→ **EXERCISE BRIEF**: Leave out the pictures and copy each record below exactly.

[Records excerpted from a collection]
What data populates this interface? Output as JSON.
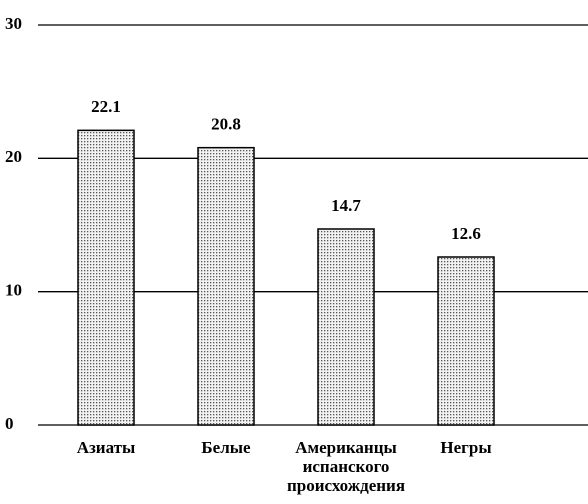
{
  "chart_data": {
    "type": "bar",
    "categories": [
      "Азиаты",
      "Белые",
      "Американцы испанского происхождения",
      "Негры"
    ],
    "values": [
      22.1,
      20.8,
      14.7,
      12.6
    ],
    "color": "#d9d9d9",
    "ylim": [
      0,
      30
    ],
    "yticks": [
      0,
      10,
      20,
      30
    ],
    "grid": true
  }
}
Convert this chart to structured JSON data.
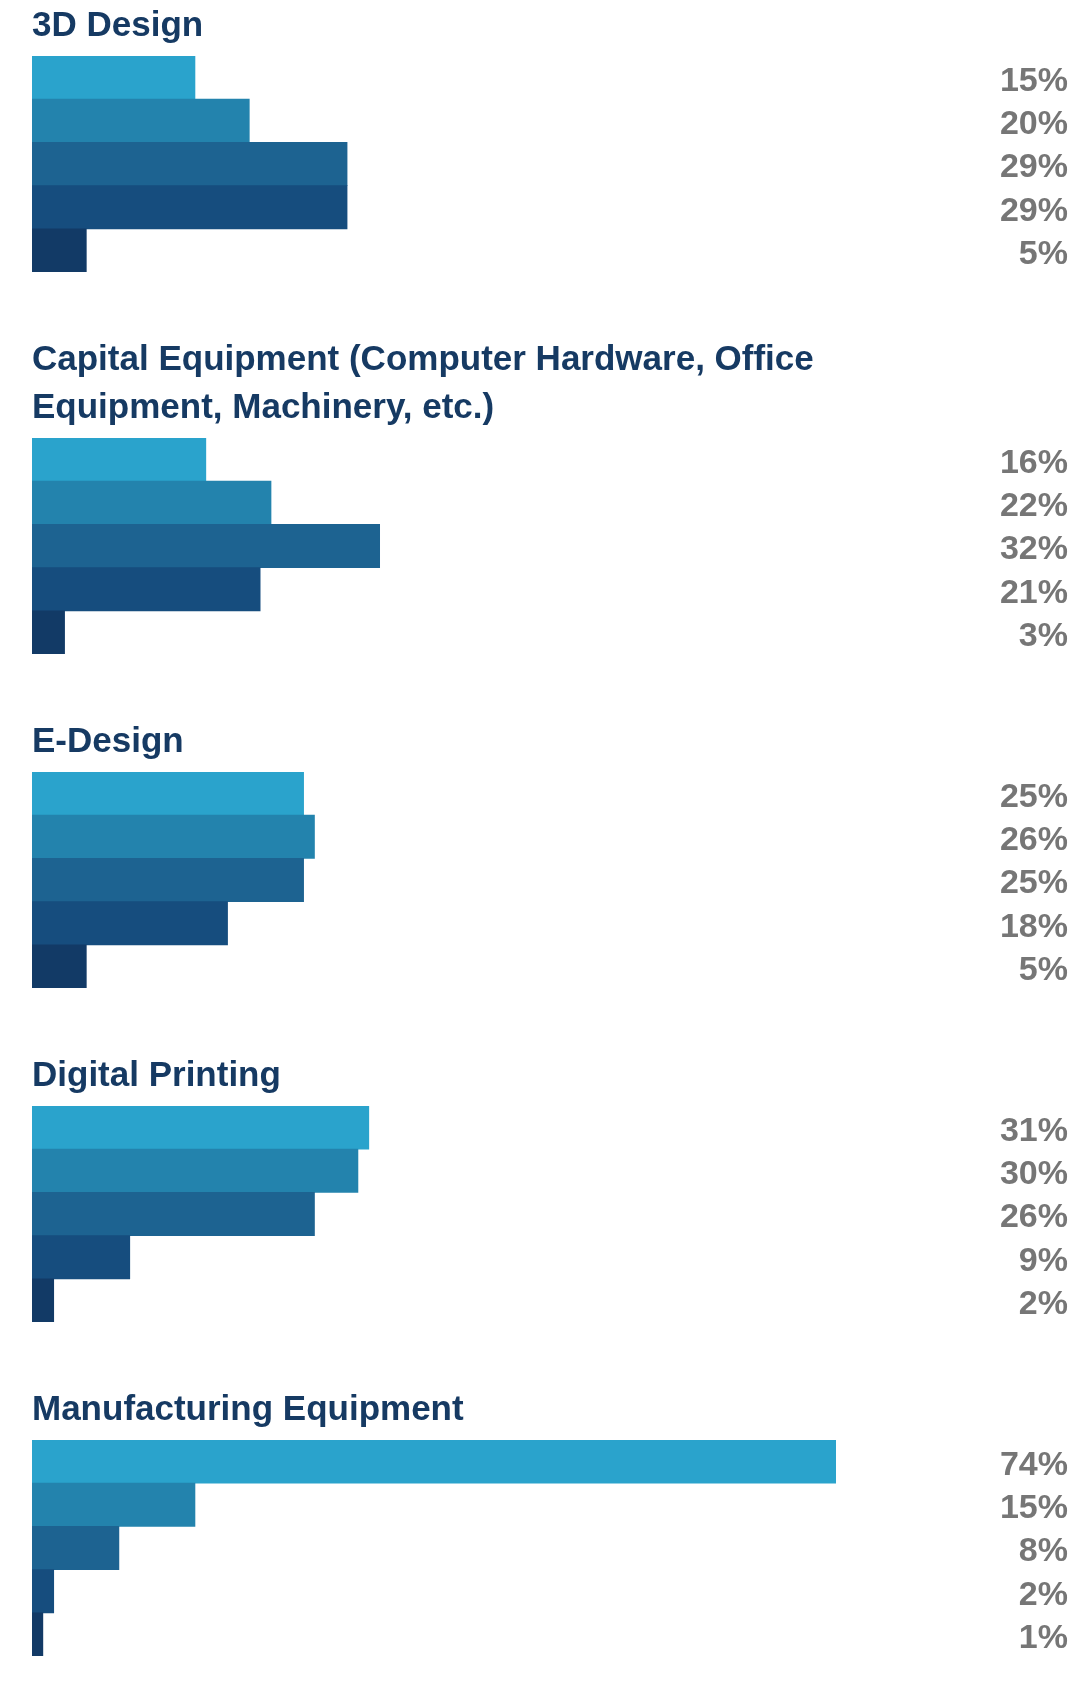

→ **ANSWER TO THIS TASK**:
What data populates this interface? Output as JSON.
{
  "chart_data": {
    "type": "bar",
    "categories": [
      "Азиаты",
      "Белые",
      "Американцы испанского происхождения",
      "Негры"
    ],
    "values": [
      22.1,
      20.8,
      14.7,
      12.6
    ],
    "color": "#d9d9d9",
    "ylim": [
      0,
      30
    ],
    "yticks": [
      0,
      10,
      20,
      30
    ],
    "grid": true
  }
}
Convert this chart to structured JSON data.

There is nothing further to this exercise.